▶ Job
Omit all pictures. Copy the rest of the material exactly.

[Stored data]
++++++++++
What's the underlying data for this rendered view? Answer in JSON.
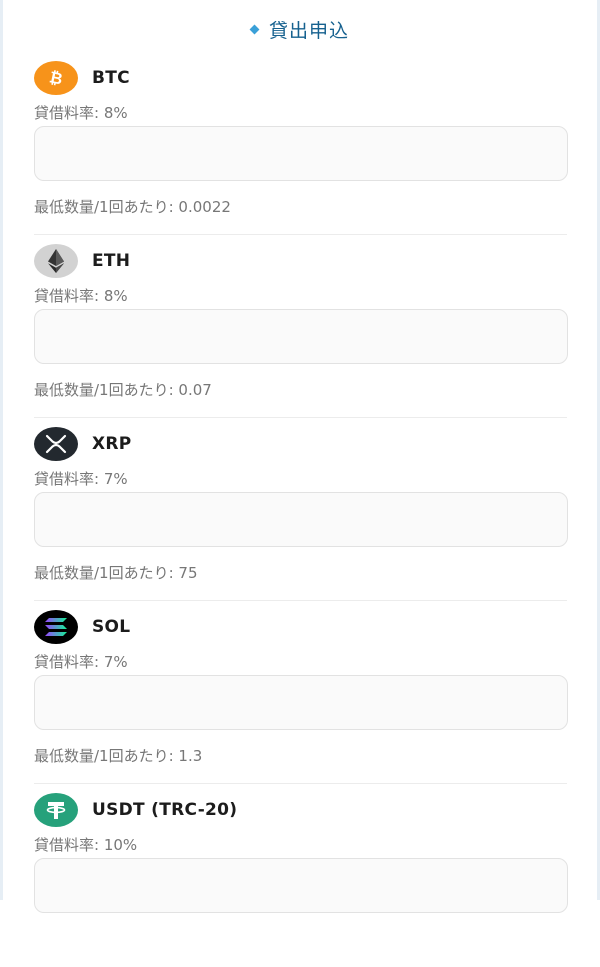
{
  "header": {
    "title": "貸出申込",
    "accent_color": "#3aa0d8",
    "title_color": "#16618f"
  },
  "coins": [
    {
      "symbol": "BTC",
      "icon": "bitcoin-icon",
      "icon_color": "#f7931a",
      "rate": "貸借料率: 8%",
      "input_value": "",
      "min_qty": "最低数量/1回あたり: 0.0022"
    },
    {
      "symbol": "ETH",
      "icon": "ethereum-icon",
      "icon_color": "#d2d2d2",
      "rate": "貸借料率: 8%",
      "input_value": "",
      "min_qty": "最低数量/1回あたり: 0.07"
    },
    {
      "symbol": "XRP",
      "icon": "xrp-icon",
      "icon_color": "#23292f",
      "rate": "貸借料率: 7%",
      "input_value": "",
      "min_qty": "最低数量/1回あたり: 75"
    },
    {
      "symbol": "SOL",
      "icon": "solana-icon",
      "icon_color": "#000000",
      "rate": "貸借料率: 7%",
      "input_value": "",
      "min_qty": "最低数量/1回あたり: 1.3"
    },
    {
      "symbol": "USDT (TRC-20)",
      "icon": "tether-icon",
      "icon_color": "#26a17b",
      "rate": "貸借料率: 10%",
      "input_value": ""
    }
  ]
}
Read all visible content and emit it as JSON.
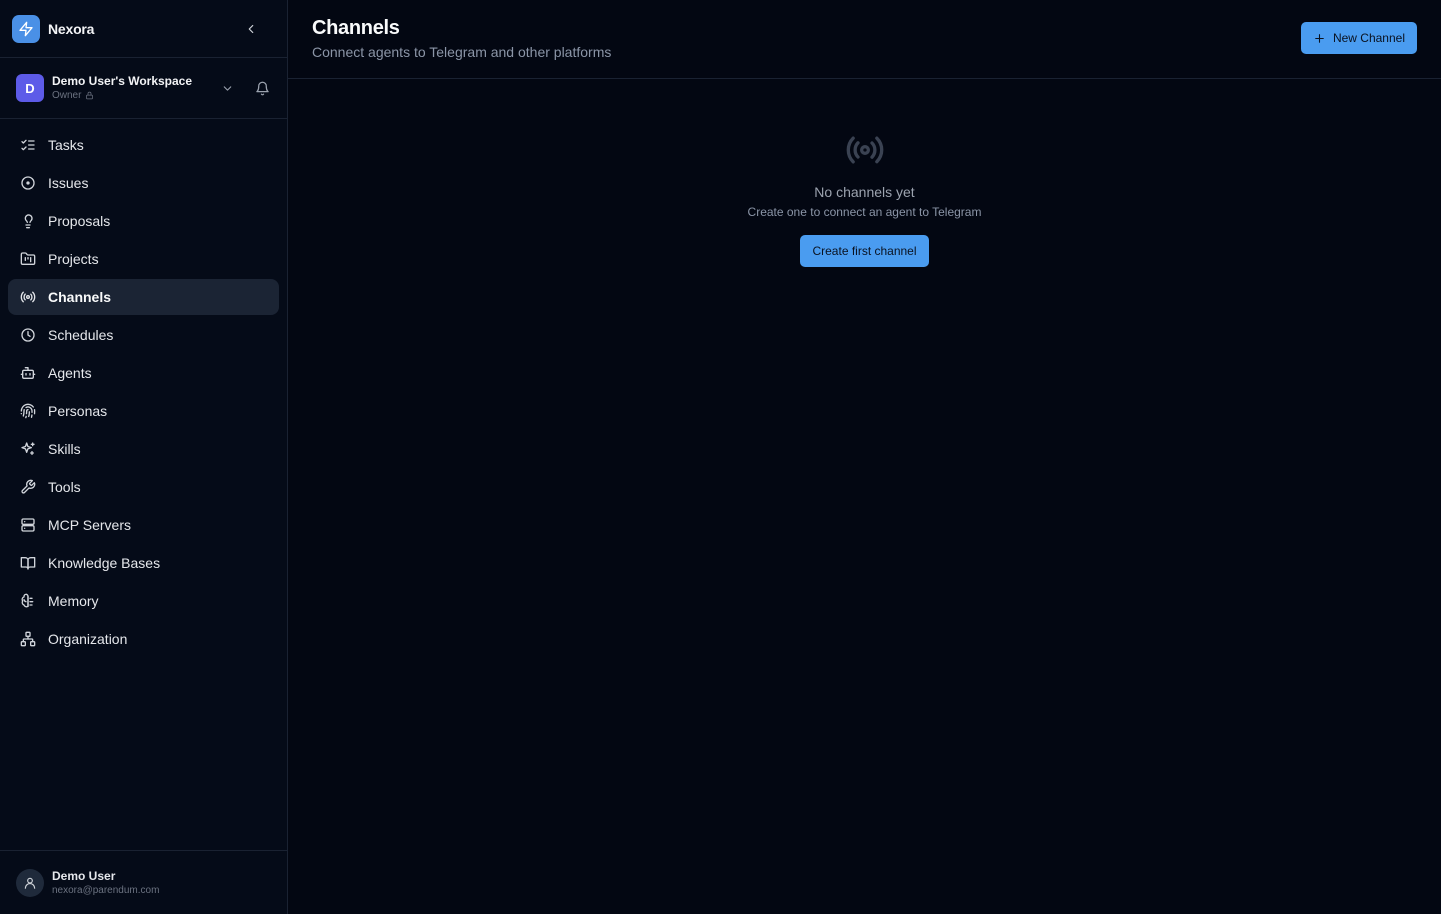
{
  "brand": {
    "name": "Nexora"
  },
  "workspace": {
    "name": "Demo User's Workspace",
    "role": "Owner",
    "initial": "D"
  },
  "nav": {
    "items": [
      {
        "label": "Tasks",
        "icon": "list-checks-icon"
      },
      {
        "label": "Issues",
        "icon": "circle-dot-icon"
      },
      {
        "label": "Proposals",
        "icon": "lightbulb-icon"
      },
      {
        "label": "Projects",
        "icon": "folder-kanban-icon"
      },
      {
        "label": "Channels",
        "icon": "radio-icon",
        "active": true
      },
      {
        "label": "Schedules",
        "icon": "clock-icon"
      },
      {
        "label": "Agents",
        "icon": "bot-icon"
      },
      {
        "label": "Personas",
        "icon": "fingerprint-icon"
      },
      {
        "label": "Skills",
        "icon": "sparkles-icon"
      },
      {
        "label": "Tools",
        "icon": "wrench-icon"
      },
      {
        "label": "MCP Servers",
        "icon": "server-icon"
      },
      {
        "label": "Knowledge Bases",
        "icon": "book-open-icon"
      },
      {
        "label": "Memory",
        "icon": "brain-icon"
      },
      {
        "label": "Organization",
        "icon": "network-icon"
      }
    ]
  },
  "user": {
    "name": "Demo User",
    "email": "nexora@parendum.com"
  },
  "header": {
    "title": "Channels",
    "subtitle": "Connect agents to Telegram and other platforms",
    "new_button_label": "New Channel"
  },
  "empty_state": {
    "title": "No channels yet",
    "description": "Create one to connect an agent to Telegram",
    "button_label": "Create first channel"
  },
  "colors": {
    "accent": "#4a9cf0",
    "background": "#030712",
    "sidebar": "#050b18",
    "workspace_avatar": "#5d5be8"
  }
}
++++++++++
▶ Exercise response
What's the underlying data for this rendered view? Answer in JSON.
{
  "header": {
    "title": "貸出申込",
    "accent_color": "#3aa0d8",
    "title_color": "#16618f"
  },
  "coins": [
    {
      "symbol": "BTC",
      "icon": "bitcoin-icon",
      "icon_color": "#f7931a",
      "rate": "貸借料率: 8%",
      "input_value": "",
      "min_qty": "最低数量/1回あたり: 0.0022"
    },
    {
      "symbol": "ETH",
      "icon": "ethereum-icon",
      "icon_color": "#d2d2d2",
      "rate": "貸借料率: 8%",
      "input_value": "",
      "min_qty": "最低数量/1回あたり: 0.07"
    },
    {
      "symbol": "XRP",
      "icon": "xrp-icon",
      "icon_color": "#23292f",
      "rate": "貸借料率: 7%",
      "input_value": "",
      "min_qty": "最低数量/1回あたり: 75"
    },
    {
      "symbol": "SOL",
      "icon": "solana-icon",
      "icon_color": "#000000",
      "rate": "貸借料率: 7%",
      "input_value": "",
      "min_qty": "最低数量/1回あたり: 1.3"
    },
    {
      "symbol": "USDT (TRC-20)",
      "icon": "tether-icon",
      "icon_color": "#26a17b",
      "rate": "貸借料率: 10%",
      "input_value": ""
    }
  ]
}
Read all visible content and emit it as JSON.
{
  "brand": {
    "name": "Nexora"
  },
  "workspace": {
    "name": "Demo User's Workspace",
    "role": "Owner",
    "initial": "D"
  },
  "nav": {
    "items": [
      {
        "label": "Tasks",
        "icon": "list-checks-icon"
      },
      {
        "label": "Issues",
        "icon": "circle-dot-icon"
      },
      {
        "label": "Proposals",
        "icon": "lightbulb-icon"
      },
      {
        "label": "Projects",
        "icon": "folder-kanban-icon"
      },
      {
        "label": "Channels",
        "icon": "radio-icon",
        "active": true
      },
      {
        "label": "Schedules",
        "icon": "clock-icon"
      },
      {
        "label": "Agents",
        "icon": "bot-icon"
      },
      {
        "label": "Personas",
        "icon": "fingerprint-icon"
      },
      {
        "label": "Skills",
        "icon": "sparkles-icon"
      },
      {
        "label": "Tools",
        "icon": "wrench-icon"
      },
      {
        "label": "MCP Servers",
        "icon": "server-icon"
      },
      {
        "label": "Knowledge Bases",
        "icon": "book-open-icon"
      },
      {
        "label": "Memory",
        "icon": "brain-icon"
      },
      {
        "label": "Organization",
        "icon": "network-icon"
      }
    ]
  },
  "user": {
    "name": "Demo User",
    "email": "nexora@parendum.com"
  },
  "header": {
    "title": "Channels",
    "subtitle": "Connect agents to Telegram and other platforms",
    "new_button_label": "New Channel"
  },
  "empty_state": {
    "title": "No channels yet",
    "description": "Create one to connect an agent to Telegram",
    "button_label": "Create first channel"
  },
  "colors": {
    "accent": "#4a9cf0",
    "background": "#030712",
    "sidebar": "#050b18",
    "workspace_avatar": "#5d5be8"
  }
}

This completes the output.